Written problem - Where does the string "view" appear? Copy every line of the entries below that holds it.

Data items:
********************

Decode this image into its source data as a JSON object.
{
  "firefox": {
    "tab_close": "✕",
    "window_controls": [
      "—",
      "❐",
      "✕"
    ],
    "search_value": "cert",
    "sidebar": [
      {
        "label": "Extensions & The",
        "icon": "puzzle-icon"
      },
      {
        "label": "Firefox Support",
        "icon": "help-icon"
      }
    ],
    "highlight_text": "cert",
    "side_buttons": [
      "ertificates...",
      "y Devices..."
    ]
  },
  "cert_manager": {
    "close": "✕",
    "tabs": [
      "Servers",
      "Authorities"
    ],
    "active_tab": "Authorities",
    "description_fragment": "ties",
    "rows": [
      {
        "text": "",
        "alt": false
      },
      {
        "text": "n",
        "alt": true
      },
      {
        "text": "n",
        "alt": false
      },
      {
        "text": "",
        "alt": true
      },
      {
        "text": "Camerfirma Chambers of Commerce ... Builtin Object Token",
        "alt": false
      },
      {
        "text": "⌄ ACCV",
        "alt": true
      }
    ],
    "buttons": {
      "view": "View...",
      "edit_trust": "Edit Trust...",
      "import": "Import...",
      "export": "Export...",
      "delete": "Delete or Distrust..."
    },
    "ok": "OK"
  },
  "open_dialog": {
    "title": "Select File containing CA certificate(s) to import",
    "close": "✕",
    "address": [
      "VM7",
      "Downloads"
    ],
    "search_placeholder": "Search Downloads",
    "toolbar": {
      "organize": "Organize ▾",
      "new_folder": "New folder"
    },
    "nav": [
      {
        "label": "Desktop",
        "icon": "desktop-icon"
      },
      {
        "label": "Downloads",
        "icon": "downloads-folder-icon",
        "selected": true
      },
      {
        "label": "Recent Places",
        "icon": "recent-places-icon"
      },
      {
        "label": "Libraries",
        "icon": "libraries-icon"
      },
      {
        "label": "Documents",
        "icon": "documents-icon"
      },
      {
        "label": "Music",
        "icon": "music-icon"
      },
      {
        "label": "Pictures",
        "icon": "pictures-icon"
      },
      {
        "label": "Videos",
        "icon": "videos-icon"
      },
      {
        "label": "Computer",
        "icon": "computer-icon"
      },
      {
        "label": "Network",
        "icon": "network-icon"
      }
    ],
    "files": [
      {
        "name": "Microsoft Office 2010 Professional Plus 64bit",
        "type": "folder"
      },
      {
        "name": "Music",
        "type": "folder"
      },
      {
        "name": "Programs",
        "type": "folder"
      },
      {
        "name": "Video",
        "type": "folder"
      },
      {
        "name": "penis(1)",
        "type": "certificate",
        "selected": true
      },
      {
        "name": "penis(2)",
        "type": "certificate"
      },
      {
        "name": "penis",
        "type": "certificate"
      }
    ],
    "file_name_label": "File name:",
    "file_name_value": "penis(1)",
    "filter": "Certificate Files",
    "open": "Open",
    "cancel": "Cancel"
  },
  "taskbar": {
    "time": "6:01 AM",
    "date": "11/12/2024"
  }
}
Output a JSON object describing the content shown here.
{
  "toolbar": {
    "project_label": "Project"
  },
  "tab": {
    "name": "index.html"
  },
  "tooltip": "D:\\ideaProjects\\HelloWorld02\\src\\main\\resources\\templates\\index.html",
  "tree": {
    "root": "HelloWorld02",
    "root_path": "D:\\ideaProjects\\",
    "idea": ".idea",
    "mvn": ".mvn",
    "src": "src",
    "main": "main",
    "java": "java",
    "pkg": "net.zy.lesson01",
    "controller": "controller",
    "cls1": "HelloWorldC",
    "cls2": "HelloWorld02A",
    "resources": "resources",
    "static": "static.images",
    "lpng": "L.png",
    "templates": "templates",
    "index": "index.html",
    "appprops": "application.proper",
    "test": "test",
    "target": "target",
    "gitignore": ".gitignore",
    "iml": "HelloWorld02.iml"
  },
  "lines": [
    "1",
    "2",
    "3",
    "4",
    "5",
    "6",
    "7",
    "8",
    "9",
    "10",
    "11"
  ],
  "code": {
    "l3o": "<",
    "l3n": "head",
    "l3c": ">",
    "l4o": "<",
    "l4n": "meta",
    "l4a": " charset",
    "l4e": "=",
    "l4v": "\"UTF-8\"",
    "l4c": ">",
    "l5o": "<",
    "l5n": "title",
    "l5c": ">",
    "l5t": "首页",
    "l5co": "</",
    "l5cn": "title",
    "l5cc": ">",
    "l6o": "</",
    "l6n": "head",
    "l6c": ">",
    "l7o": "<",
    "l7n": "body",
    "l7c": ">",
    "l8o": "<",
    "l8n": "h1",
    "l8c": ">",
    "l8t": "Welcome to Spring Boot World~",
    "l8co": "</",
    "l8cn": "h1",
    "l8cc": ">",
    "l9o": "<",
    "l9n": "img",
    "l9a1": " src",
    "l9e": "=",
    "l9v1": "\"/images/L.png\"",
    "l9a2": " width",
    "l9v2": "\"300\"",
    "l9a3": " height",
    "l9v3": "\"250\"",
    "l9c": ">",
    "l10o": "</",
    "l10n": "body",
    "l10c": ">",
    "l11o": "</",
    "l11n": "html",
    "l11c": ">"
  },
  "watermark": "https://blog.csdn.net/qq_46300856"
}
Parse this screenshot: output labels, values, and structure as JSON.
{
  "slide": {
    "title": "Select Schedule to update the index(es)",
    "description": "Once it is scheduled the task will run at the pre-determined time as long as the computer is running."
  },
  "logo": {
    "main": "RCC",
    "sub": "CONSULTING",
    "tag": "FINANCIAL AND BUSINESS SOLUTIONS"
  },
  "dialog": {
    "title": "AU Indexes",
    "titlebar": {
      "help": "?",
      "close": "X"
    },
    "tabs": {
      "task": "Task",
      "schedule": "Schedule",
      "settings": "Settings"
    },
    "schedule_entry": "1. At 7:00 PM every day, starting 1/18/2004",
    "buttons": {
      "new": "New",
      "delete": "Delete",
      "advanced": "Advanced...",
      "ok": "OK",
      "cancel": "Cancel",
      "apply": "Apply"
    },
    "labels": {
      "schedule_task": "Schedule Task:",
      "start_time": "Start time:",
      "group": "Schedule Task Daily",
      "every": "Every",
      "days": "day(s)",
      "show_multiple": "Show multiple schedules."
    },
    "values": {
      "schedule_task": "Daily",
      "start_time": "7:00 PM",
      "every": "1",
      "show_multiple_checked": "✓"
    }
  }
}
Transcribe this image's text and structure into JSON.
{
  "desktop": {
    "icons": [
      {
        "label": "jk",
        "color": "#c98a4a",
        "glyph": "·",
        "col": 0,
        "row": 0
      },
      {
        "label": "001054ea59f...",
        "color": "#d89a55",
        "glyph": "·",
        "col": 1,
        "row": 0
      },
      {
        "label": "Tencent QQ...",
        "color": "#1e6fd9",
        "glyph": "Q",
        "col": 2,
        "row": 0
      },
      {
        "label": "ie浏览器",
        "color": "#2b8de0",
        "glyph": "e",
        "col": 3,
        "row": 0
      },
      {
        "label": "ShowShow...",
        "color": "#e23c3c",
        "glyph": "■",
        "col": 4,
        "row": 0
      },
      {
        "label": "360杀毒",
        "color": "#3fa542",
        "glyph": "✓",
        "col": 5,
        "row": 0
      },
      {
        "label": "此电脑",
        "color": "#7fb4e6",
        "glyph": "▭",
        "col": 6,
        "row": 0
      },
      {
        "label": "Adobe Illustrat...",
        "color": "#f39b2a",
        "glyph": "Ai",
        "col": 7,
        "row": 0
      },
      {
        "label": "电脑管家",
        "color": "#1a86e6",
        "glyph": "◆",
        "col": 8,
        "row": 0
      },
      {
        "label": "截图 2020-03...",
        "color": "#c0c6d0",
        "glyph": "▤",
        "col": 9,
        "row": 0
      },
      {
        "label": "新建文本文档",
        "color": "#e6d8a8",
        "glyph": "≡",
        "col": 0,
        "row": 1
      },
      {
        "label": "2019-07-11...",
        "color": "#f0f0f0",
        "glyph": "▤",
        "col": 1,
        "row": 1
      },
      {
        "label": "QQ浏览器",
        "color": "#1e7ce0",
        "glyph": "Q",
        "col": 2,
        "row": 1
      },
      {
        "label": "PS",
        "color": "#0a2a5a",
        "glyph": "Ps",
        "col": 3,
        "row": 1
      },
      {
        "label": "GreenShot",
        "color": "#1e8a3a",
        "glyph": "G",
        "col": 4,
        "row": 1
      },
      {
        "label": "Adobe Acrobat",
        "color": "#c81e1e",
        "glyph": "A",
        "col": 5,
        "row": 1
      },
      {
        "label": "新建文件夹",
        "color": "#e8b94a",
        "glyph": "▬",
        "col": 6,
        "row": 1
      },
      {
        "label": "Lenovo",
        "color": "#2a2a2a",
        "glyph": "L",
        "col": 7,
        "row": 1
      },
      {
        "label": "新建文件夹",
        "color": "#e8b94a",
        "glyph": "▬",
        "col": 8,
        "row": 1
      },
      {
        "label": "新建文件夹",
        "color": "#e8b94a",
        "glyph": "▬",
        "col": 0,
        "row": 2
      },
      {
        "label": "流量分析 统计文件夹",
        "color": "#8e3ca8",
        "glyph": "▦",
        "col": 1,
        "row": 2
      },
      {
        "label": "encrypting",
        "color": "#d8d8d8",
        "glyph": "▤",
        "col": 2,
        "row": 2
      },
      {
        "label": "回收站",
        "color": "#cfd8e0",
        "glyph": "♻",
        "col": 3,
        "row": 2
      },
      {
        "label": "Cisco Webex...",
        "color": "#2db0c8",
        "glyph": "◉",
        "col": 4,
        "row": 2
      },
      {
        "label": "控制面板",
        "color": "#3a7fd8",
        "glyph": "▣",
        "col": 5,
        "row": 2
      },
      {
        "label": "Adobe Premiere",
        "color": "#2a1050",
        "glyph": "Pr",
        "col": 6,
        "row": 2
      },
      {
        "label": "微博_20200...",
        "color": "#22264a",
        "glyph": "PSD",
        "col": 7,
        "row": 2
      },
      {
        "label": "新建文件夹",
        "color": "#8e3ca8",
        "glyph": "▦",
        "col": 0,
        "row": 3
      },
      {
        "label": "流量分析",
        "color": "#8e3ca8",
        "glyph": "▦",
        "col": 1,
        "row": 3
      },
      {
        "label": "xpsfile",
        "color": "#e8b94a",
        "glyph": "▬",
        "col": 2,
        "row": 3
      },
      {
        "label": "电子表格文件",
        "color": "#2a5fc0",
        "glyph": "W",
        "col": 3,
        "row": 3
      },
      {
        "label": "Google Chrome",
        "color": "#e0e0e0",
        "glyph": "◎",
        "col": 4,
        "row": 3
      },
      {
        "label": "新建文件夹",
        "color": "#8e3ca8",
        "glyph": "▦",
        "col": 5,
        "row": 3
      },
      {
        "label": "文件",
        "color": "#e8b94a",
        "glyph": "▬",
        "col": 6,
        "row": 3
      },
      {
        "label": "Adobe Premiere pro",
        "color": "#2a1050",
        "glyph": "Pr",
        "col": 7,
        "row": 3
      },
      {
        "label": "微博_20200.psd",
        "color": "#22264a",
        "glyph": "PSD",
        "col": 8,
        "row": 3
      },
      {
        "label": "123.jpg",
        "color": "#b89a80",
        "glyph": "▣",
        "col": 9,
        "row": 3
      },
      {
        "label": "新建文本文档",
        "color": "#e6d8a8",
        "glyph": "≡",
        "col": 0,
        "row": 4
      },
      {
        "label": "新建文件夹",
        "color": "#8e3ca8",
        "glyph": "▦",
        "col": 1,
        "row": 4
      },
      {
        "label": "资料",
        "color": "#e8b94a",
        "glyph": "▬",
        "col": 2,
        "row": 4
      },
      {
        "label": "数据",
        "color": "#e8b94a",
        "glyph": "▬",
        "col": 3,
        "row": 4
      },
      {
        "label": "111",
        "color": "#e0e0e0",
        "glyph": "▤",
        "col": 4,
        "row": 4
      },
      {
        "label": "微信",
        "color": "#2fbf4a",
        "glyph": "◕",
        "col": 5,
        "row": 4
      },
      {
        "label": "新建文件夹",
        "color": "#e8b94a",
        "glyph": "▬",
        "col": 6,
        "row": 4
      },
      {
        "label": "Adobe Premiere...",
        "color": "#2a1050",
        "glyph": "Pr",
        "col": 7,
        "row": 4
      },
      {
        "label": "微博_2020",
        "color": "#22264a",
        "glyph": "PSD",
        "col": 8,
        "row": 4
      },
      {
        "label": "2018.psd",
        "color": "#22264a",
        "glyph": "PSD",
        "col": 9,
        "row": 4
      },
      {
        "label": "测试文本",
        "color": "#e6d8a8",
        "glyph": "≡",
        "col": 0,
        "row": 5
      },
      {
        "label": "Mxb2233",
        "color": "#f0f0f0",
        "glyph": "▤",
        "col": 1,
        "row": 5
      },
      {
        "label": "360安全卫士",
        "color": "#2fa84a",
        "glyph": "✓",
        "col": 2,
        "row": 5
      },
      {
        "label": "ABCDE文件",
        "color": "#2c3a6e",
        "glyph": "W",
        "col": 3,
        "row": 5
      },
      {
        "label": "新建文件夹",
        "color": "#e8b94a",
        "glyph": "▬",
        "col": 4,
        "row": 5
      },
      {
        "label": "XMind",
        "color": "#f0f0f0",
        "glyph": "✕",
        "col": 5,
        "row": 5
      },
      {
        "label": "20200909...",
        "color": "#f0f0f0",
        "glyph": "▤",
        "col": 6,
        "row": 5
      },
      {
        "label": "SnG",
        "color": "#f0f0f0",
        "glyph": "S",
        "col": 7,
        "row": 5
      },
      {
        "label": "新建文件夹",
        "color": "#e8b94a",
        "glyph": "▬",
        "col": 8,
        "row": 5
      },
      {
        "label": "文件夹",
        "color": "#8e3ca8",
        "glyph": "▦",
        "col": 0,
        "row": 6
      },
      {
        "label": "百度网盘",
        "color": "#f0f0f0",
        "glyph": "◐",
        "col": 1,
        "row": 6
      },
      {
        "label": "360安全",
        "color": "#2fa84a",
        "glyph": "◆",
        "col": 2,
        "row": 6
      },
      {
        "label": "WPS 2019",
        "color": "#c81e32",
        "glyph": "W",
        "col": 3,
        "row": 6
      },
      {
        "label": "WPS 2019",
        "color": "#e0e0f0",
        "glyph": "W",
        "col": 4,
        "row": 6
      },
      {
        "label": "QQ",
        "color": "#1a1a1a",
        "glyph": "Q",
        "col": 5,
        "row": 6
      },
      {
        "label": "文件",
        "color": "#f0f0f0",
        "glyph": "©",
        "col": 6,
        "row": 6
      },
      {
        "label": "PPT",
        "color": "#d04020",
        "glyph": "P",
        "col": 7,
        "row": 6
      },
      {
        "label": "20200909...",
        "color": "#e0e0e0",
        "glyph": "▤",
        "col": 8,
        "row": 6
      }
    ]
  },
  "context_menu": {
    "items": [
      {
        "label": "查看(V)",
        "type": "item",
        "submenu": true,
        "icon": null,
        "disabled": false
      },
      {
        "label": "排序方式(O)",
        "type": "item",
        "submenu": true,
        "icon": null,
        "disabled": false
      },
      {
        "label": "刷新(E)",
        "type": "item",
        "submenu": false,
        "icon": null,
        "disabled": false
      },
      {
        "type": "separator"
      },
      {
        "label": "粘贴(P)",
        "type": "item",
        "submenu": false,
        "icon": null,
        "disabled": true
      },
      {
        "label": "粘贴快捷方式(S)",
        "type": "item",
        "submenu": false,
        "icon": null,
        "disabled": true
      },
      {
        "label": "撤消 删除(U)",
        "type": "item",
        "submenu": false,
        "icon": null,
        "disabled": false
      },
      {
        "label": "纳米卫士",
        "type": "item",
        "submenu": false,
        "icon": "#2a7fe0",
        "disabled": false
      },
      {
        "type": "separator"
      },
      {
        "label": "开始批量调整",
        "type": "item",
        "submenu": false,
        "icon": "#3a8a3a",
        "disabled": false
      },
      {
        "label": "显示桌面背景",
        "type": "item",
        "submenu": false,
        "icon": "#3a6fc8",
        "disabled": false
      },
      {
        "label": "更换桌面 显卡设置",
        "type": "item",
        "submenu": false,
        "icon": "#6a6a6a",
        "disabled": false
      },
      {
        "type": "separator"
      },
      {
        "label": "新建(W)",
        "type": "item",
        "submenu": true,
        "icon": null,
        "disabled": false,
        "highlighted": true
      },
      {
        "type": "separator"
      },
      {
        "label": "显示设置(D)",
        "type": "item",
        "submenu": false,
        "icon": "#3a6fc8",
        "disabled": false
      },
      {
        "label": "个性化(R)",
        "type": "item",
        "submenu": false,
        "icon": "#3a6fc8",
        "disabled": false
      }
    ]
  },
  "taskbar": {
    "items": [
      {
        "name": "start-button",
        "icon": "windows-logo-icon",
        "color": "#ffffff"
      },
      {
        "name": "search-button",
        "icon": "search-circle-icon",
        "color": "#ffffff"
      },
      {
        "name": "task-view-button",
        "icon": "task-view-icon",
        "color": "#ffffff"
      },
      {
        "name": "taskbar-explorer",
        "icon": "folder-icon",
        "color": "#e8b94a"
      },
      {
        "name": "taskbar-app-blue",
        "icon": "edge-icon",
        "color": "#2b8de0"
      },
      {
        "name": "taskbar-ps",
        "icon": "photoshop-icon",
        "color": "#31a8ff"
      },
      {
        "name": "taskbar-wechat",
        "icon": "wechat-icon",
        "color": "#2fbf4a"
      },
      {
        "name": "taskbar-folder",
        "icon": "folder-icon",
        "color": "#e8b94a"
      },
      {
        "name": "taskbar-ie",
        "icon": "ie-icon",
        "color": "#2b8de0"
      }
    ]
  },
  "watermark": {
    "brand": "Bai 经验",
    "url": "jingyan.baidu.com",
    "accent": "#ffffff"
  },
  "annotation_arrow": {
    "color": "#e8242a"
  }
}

********************

Solution to the problem -
      "view": "View...",
        "name": "task-view-button",
        "icon": "task-view-icon",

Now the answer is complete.